● Materials provided
↓
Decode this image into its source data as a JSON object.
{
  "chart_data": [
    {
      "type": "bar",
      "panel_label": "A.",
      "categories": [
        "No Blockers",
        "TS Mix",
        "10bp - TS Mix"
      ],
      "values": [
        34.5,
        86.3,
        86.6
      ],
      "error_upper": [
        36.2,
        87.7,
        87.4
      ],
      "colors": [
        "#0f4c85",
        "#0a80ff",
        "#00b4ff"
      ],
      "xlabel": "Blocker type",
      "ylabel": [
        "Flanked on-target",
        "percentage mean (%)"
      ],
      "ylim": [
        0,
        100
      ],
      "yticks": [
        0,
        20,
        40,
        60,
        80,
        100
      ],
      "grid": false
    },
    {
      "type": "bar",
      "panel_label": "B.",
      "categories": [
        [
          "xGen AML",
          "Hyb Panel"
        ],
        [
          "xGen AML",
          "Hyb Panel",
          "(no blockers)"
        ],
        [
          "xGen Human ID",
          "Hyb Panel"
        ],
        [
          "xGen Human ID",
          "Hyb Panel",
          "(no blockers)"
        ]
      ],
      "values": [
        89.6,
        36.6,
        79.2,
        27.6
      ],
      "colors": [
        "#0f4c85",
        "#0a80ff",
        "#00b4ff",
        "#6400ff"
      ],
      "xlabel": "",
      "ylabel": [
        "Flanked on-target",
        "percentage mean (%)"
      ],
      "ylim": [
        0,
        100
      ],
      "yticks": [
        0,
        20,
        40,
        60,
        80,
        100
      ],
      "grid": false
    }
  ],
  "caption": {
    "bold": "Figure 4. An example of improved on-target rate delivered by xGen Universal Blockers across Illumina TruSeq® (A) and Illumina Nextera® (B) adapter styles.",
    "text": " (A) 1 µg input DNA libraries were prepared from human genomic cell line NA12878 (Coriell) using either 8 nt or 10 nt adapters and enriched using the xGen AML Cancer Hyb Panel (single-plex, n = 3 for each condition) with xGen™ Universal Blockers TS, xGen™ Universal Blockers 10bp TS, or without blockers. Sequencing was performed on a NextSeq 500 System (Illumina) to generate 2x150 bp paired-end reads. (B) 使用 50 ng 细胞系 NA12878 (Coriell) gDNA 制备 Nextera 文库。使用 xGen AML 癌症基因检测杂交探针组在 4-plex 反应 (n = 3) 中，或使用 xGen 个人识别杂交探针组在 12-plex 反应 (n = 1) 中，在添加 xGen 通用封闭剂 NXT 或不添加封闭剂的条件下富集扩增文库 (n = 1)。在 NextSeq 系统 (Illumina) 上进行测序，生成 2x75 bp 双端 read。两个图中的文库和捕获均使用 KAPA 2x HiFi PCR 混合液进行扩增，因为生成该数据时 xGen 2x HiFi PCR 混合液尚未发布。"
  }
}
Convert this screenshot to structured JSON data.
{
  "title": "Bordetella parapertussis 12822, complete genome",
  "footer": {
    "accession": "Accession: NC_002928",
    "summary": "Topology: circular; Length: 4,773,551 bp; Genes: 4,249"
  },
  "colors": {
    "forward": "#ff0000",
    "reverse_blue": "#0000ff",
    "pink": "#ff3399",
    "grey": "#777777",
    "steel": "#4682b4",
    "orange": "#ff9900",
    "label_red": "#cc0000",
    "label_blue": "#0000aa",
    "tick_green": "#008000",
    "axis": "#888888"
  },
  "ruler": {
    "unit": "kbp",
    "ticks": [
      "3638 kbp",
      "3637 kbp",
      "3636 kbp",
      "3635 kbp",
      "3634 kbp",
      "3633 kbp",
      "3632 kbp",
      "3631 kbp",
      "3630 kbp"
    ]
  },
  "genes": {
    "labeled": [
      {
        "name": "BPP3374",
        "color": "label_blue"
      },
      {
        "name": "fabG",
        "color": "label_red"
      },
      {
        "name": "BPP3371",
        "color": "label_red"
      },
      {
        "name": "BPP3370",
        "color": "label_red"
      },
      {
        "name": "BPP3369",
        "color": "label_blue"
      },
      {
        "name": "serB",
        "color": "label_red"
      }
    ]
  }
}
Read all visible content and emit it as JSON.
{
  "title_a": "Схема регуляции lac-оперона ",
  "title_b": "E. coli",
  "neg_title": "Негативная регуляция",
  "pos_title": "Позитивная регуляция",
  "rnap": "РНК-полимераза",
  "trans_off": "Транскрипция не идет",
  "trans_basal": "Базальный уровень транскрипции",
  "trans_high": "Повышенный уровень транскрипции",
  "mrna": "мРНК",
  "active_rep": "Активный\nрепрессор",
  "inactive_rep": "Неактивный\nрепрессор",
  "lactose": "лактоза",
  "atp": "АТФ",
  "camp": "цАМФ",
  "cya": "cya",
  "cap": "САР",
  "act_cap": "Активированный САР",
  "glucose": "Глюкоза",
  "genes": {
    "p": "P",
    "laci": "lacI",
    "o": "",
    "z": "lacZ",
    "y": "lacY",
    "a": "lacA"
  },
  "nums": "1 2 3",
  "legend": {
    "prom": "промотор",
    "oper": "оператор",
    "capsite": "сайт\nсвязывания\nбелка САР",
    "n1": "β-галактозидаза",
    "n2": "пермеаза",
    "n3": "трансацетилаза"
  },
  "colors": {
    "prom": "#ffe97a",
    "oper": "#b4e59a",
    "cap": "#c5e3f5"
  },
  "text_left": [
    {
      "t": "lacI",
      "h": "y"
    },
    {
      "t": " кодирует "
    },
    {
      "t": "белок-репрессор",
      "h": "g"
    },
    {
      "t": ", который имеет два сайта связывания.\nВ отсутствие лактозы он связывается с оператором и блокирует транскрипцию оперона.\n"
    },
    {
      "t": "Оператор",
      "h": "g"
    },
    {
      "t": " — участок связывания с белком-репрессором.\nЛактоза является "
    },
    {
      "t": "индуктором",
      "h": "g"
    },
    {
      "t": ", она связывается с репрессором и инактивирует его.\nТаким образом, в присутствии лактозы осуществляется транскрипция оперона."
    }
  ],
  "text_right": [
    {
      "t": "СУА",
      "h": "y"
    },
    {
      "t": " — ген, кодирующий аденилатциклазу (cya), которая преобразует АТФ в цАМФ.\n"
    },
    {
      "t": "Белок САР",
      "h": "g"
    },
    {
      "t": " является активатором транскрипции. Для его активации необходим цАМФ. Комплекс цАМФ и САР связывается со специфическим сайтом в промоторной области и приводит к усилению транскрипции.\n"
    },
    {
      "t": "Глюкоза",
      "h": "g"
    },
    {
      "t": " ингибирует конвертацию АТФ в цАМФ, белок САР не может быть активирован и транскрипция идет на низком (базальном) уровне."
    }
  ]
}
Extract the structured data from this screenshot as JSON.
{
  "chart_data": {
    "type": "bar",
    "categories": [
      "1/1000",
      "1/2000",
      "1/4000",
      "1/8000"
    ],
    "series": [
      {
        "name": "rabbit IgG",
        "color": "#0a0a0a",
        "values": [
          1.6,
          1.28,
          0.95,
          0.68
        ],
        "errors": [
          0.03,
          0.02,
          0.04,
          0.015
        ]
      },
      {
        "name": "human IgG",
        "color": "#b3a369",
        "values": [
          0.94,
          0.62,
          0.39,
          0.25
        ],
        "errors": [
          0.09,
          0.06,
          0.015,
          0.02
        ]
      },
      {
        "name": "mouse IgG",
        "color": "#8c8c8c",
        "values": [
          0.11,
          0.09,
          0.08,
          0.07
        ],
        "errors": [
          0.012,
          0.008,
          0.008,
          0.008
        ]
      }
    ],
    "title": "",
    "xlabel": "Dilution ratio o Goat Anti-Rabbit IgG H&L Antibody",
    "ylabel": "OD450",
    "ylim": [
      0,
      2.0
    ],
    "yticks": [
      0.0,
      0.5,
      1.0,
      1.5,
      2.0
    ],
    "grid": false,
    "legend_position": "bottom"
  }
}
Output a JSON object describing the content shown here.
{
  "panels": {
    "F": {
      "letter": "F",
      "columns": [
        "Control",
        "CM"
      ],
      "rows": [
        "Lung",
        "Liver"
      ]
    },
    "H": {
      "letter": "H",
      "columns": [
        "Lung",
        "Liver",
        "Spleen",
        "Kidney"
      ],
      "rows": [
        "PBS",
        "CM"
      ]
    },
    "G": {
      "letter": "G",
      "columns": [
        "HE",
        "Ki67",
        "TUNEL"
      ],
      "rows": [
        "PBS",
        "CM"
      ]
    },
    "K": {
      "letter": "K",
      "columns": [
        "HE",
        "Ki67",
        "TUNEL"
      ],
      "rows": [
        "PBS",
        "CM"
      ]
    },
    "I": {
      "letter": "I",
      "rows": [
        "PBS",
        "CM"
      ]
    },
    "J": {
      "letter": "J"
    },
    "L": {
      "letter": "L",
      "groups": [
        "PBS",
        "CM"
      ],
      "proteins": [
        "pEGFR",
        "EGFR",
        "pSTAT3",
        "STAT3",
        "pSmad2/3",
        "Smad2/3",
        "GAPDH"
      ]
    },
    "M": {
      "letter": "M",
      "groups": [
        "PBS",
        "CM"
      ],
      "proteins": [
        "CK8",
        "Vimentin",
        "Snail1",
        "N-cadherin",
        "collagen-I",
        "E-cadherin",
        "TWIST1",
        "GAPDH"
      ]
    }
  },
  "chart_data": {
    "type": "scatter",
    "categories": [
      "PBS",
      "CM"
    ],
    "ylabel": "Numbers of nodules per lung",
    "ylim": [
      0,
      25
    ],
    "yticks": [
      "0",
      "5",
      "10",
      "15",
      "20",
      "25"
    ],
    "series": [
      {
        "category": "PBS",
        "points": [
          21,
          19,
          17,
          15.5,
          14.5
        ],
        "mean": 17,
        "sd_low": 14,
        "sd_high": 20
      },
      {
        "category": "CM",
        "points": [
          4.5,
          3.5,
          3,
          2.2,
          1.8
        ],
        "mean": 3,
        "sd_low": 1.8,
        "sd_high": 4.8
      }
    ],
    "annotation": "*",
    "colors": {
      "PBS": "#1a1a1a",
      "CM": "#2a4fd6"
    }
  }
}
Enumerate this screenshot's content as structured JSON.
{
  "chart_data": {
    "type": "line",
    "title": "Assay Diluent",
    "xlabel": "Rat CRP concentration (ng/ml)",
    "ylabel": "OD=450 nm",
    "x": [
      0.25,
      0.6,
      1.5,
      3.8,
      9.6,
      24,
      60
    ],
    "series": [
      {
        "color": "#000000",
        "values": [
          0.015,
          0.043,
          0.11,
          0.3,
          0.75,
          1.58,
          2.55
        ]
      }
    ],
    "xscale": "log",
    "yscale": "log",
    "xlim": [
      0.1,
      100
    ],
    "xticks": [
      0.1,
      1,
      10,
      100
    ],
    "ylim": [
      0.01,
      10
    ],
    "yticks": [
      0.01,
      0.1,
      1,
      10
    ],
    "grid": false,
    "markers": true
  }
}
↑
● Task objective
Where does the word "type" appear in the records above? Return every line that holds it.

● The completed task
      "type": "bar",
      "xlabel": "Blocker type",
      "type": "bar",
    "type": "bar",
    "type": "scatter",
    "type": "line",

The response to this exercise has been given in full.